** ENTRIES SHOWN **
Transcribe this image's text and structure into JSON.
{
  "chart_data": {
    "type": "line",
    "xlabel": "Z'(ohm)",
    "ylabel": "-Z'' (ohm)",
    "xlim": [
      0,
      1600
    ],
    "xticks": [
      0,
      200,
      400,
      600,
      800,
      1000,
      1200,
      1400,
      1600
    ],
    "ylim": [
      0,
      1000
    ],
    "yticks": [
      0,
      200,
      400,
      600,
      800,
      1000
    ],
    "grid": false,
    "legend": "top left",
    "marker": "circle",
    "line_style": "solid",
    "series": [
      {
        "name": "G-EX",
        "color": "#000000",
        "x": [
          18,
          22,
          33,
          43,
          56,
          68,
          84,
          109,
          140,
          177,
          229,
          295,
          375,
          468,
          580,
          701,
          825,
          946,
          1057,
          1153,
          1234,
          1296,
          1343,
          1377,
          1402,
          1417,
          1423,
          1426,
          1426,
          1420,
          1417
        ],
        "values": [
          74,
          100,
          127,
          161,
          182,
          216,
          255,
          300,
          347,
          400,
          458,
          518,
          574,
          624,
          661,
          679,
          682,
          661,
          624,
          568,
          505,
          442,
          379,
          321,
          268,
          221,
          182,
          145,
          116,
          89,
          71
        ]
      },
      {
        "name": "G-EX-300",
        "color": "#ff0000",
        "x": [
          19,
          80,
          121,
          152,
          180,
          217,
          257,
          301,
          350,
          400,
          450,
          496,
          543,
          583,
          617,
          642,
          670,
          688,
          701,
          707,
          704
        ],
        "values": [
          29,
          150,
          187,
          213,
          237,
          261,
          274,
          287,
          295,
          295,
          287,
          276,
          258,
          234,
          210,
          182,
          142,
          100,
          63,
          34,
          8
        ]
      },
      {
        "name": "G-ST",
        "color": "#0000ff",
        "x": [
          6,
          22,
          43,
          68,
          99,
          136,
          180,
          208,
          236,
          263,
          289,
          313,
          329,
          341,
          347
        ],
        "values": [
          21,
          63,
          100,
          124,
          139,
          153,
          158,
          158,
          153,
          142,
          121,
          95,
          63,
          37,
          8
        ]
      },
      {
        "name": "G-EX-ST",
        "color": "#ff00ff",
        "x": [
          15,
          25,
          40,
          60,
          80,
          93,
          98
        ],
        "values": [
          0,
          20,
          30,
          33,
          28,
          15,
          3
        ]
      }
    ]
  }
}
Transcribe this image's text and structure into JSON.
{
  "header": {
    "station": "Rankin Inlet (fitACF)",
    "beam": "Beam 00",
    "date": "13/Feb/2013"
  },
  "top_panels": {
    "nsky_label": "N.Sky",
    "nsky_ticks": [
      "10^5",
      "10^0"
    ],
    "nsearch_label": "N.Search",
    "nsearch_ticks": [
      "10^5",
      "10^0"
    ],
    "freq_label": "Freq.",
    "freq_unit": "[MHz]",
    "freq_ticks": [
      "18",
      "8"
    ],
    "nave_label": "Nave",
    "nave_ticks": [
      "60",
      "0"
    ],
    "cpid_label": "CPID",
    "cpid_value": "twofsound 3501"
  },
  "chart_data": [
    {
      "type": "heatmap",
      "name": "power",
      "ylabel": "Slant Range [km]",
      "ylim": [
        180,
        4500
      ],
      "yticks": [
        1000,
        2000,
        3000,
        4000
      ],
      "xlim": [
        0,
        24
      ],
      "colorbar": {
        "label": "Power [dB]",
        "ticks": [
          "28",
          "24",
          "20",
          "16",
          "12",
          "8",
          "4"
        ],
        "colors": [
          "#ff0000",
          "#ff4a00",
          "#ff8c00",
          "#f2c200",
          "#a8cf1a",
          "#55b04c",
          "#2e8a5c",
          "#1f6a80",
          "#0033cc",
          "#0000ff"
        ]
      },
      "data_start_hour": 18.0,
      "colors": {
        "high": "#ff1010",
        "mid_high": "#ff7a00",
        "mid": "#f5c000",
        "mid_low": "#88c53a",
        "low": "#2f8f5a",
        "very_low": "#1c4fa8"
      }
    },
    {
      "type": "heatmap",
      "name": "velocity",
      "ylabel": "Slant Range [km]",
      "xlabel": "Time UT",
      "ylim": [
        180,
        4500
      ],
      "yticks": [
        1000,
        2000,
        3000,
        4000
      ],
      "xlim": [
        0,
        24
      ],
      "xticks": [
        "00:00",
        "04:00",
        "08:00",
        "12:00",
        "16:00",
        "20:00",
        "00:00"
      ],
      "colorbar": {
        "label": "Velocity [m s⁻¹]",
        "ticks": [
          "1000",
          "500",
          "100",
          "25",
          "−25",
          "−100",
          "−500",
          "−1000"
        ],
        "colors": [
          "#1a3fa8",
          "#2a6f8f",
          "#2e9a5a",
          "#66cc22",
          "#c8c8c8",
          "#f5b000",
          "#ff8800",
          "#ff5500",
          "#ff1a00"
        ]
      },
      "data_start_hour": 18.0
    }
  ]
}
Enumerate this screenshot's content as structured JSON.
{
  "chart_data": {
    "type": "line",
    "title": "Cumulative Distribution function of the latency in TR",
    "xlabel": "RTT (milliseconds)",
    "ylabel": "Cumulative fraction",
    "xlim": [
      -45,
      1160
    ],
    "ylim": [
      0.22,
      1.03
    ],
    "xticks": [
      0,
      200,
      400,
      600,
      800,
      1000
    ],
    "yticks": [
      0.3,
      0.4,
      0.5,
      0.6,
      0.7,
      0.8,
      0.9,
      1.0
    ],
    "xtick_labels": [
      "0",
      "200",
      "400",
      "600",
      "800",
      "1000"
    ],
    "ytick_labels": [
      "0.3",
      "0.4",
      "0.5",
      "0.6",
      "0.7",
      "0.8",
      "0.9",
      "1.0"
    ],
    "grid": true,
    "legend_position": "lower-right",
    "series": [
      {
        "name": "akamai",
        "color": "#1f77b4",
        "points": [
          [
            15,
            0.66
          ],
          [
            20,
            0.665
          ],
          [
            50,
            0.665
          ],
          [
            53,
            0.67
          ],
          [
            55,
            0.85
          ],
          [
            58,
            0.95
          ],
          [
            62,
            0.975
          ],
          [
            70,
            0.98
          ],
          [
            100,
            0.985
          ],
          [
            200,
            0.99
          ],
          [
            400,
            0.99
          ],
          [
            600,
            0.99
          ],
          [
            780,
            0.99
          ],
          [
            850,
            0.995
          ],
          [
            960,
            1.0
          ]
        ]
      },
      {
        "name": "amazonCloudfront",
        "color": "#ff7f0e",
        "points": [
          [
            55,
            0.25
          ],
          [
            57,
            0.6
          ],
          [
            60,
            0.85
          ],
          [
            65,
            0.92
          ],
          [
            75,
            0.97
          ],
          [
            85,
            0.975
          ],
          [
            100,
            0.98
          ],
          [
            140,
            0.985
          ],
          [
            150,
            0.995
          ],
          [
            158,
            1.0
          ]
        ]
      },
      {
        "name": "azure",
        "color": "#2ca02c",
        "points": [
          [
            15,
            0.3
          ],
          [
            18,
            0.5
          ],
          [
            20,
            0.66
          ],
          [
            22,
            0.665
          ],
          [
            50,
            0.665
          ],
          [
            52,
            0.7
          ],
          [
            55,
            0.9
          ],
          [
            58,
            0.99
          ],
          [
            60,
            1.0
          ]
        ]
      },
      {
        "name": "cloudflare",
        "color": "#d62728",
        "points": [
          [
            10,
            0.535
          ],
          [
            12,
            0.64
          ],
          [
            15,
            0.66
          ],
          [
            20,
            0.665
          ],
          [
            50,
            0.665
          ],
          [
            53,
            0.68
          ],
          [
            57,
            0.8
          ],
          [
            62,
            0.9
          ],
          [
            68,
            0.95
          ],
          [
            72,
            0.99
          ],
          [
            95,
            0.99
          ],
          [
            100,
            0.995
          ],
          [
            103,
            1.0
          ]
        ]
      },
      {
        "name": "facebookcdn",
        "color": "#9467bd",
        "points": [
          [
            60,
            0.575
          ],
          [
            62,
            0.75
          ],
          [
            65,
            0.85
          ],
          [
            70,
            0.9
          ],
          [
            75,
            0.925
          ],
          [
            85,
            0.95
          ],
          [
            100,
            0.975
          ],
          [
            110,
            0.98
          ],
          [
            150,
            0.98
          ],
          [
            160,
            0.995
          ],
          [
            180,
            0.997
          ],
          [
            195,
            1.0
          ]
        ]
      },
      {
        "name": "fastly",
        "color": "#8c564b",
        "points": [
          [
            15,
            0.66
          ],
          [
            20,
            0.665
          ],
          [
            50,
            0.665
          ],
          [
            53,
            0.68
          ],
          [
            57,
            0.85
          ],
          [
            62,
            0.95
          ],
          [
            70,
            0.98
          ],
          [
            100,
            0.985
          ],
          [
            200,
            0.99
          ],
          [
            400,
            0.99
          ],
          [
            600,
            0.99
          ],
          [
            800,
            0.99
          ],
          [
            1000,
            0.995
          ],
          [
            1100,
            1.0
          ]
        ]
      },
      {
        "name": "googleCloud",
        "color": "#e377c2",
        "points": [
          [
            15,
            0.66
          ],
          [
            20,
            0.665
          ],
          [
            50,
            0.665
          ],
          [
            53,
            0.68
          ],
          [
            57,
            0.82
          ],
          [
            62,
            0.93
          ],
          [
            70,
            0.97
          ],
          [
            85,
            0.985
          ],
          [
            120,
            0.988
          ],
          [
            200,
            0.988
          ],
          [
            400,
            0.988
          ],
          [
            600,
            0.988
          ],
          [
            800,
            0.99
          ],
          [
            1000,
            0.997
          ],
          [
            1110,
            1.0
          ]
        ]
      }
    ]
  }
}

** JOB **
Find every line in the records that has the string "xlabel", then state how many there are and nothing else.

** SOLUTION FOR THIS TASK **
3